* WHAT TO WORK ON: The entries below are to be transcribed in full, without their images.

## Start ENTRIES PROVIDED

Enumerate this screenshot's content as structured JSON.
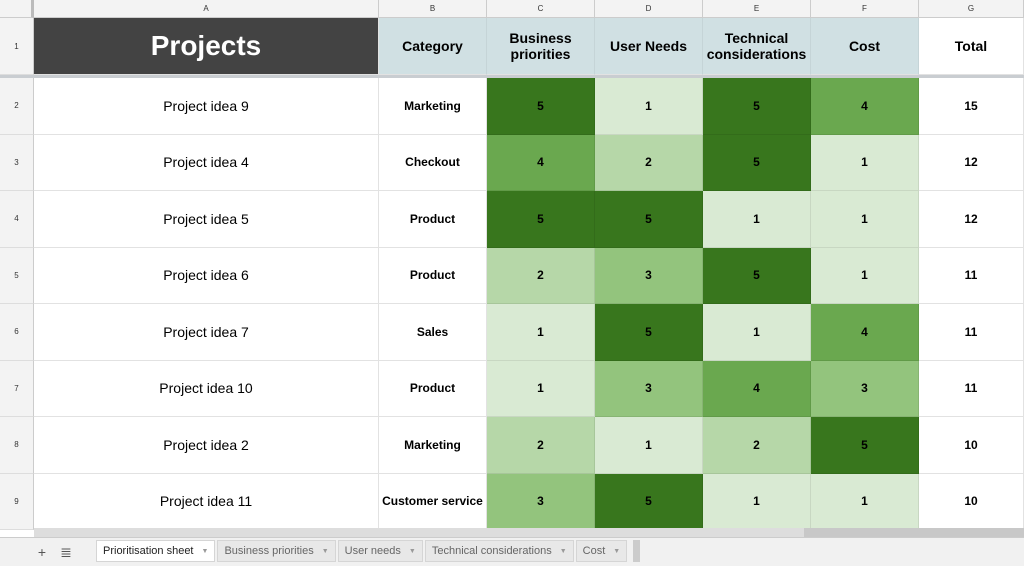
{
  "column_letters": [
    "A",
    "B",
    "C",
    "D",
    "E",
    "F",
    "G"
  ],
  "header": {
    "projects": "Projects",
    "category": "Category",
    "business": "Business priorities",
    "user": "User Needs",
    "technical": "Technical considerations",
    "cost": "Cost",
    "total": "Total"
  },
  "rows": [
    {
      "num": "2",
      "name": "Project idea 9",
      "category": "Marketing",
      "scores": [
        5,
        1,
        5,
        4
      ],
      "total": 15
    },
    {
      "num": "3",
      "name": "Project idea 4",
      "category": "Checkout",
      "scores": [
        4,
        2,
        5,
        1
      ],
      "total": 12
    },
    {
      "num": "4",
      "name": "Project idea 5",
      "category": "Product",
      "scores": [
        5,
        5,
        1,
        1
      ],
      "total": 12
    },
    {
      "num": "5",
      "name": "Project idea 6",
      "category": "Product",
      "scores": [
        2,
        3,
        5,
        1
      ],
      "total": 11
    },
    {
      "num": "6",
      "name": "Project idea 7",
      "category": "Sales",
      "scores": [
        1,
        5,
        1,
        4
      ],
      "total": 11
    },
    {
      "num": "7",
      "name": "Project idea 10",
      "category": "Product",
      "scores": [
        1,
        3,
        4,
        3
      ],
      "total": 11
    },
    {
      "num": "8",
      "name": "Project idea 2",
      "category": "Marketing",
      "scores": [
        2,
        1,
        2,
        5
      ],
      "total": 10
    },
    {
      "num": "9",
      "name": "Project idea 11",
      "category": "Customer service",
      "scores": [
        3,
        5,
        1,
        1
      ],
      "total": 10
    }
  ],
  "score_colors": {
    "1": "#d9ead3",
    "2": "#b6d7a8",
    "3": "#93c47d",
    "4": "#6aa84f",
    "5": "#38761d"
  },
  "sheet_tabs": [
    "Prioritisation sheet",
    "Business priorities",
    "User needs",
    "Technical considerations",
    "Cost"
  ]
}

## End ENTRIES PROVIDED

* TASK RESPONSE:
Enumerate this screenshot's content as structured JSON.
{
  "column_letters": [
    "A",
    "B",
    "C",
    "D",
    "E",
    "F",
    "G"
  ],
  "header": {
    "projects": "Projects",
    "category": "Category",
    "business": "Business priorities",
    "user": "User Needs",
    "technical": "Technical considerations",
    "cost": "Cost",
    "total": "Total"
  },
  "rows": [
    {
      "num": "2",
      "name": "Project idea 9",
      "category": "Marketing",
      "scores": [
        5,
        1,
        5,
        4
      ],
      "total": 15
    },
    {
      "num": "3",
      "name": "Project idea 4",
      "category": "Checkout",
      "scores": [
        4,
        2,
        5,
        1
      ],
      "total": 12
    },
    {
      "num": "4",
      "name": "Project idea 5",
      "category": "Product",
      "scores": [
        5,
        5,
        1,
        1
      ],
      "total": 12
    },
    {
      "num": "5",
      "name": "Project idea 6",
      "category": "Product",
      "scores": [
        2,
        3,
        5,
        1
      ],
      "total": 11
    },
    {
      "num": "6",
      "name": "Project idea 7",
      "category": "Sales",
      "scores": [
        1,
        5,
        1,
        4
      ],
      "total": 11
    },
    {
      "num": "7",
      "name": "Project idea 10",
      "category": "Product",
      "scores": [
        1,
        3,
        4,
        3
      ],
      "total": 11
    },
    {
      "num": "8",
      "name": "Project idea 2",
      "category": "Marketing",
      "scores": [
        2,
        1,
        2,
        5
      ],
      "total": 10
    },
    {
      "num": "9",
      "name": "Project idea 11",
      "category": "Customer service",
      "scores": [
        3,
        5,
        1,
        1
      ],
      "total": 10
    }
  ],
  "score_colors": {
    "1": "#d9ead3",
    "2": "#b6d7a8",
    "3": "#93c47d",
    "4": "#6aa84f",
    "5": "#38761d"
  },
  "sheet_tabs": [
    "Prioritisation sheet",
    "Business priorities",
    "User needs",
    "Technical considerations",
    "Cost"
  ]
}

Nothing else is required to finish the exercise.